Data entries for graphics:
────────────────────

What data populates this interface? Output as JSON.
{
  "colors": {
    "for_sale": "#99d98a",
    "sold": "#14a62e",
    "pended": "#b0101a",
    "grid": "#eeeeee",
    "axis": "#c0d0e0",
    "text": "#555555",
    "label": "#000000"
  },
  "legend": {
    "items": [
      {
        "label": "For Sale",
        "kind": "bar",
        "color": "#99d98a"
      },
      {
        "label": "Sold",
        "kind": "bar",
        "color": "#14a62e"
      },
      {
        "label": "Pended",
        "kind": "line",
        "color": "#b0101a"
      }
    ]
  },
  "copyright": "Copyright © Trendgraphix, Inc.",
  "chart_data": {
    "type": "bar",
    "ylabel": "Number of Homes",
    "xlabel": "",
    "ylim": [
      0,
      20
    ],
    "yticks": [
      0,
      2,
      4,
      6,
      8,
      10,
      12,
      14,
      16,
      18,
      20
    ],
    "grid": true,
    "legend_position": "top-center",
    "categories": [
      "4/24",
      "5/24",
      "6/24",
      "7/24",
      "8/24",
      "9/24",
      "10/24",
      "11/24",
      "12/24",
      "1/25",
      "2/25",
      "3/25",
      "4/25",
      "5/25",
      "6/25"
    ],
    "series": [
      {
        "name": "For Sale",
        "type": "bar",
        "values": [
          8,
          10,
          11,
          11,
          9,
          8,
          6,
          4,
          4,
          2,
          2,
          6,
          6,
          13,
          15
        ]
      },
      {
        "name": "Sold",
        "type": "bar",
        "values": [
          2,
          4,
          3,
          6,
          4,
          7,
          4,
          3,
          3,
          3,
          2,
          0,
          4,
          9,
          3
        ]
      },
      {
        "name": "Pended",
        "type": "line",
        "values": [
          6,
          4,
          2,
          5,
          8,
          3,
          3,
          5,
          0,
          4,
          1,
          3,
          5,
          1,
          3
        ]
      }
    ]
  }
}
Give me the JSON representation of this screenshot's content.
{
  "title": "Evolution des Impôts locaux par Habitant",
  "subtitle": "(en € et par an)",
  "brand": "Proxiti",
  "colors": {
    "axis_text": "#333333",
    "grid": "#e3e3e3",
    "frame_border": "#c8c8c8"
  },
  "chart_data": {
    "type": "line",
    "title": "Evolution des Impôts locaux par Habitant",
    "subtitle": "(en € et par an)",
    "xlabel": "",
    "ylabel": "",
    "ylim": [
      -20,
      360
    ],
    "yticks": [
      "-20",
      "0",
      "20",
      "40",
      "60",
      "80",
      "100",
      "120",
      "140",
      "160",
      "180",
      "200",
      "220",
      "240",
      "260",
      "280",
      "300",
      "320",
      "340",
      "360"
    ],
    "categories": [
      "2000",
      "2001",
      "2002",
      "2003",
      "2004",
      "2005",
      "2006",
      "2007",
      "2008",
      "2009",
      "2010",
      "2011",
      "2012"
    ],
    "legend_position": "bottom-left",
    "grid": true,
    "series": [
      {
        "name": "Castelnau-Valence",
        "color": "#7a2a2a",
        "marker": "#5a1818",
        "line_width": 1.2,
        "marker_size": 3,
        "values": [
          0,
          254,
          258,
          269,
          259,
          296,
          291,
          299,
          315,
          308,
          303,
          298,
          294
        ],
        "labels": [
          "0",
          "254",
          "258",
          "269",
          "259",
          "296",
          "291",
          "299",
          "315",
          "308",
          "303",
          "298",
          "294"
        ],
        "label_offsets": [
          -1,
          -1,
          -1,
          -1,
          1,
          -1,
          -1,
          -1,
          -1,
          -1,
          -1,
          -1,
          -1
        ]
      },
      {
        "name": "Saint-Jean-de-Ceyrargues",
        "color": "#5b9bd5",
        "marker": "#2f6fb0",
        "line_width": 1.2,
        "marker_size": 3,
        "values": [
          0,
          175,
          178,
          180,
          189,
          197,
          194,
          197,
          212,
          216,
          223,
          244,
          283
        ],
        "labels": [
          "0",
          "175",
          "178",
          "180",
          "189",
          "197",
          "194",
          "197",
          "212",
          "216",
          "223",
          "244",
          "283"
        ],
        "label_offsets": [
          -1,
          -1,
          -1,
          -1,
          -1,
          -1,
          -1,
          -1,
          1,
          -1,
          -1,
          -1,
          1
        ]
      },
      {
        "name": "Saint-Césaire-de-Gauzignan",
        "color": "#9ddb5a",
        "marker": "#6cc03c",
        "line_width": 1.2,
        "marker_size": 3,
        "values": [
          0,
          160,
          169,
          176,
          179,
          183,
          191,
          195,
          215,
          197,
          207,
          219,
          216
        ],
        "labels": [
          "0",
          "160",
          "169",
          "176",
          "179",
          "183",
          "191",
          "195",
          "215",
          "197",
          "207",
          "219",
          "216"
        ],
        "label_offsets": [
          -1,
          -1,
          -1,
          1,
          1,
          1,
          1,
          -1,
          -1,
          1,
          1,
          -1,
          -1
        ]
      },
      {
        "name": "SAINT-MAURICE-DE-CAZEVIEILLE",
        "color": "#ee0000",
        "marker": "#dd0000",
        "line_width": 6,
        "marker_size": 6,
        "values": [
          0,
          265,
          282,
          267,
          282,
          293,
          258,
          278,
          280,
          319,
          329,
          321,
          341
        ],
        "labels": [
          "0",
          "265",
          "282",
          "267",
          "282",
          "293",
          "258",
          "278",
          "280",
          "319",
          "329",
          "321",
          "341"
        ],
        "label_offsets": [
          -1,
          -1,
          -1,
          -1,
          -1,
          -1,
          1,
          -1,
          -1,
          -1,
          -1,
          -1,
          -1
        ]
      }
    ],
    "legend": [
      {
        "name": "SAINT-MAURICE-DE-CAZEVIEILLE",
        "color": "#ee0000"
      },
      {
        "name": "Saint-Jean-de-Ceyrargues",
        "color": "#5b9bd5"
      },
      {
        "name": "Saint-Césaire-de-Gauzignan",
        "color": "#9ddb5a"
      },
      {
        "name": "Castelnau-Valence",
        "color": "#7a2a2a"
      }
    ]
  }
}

────────────────────

Work to complete:
Go through the listing above and locate each line that holds the word "grid". Copy those lines.

Response below:
    "grid": "#eeeeee",
    "grid": true,
    "grid": "#e3e3e3",
    "grid": true,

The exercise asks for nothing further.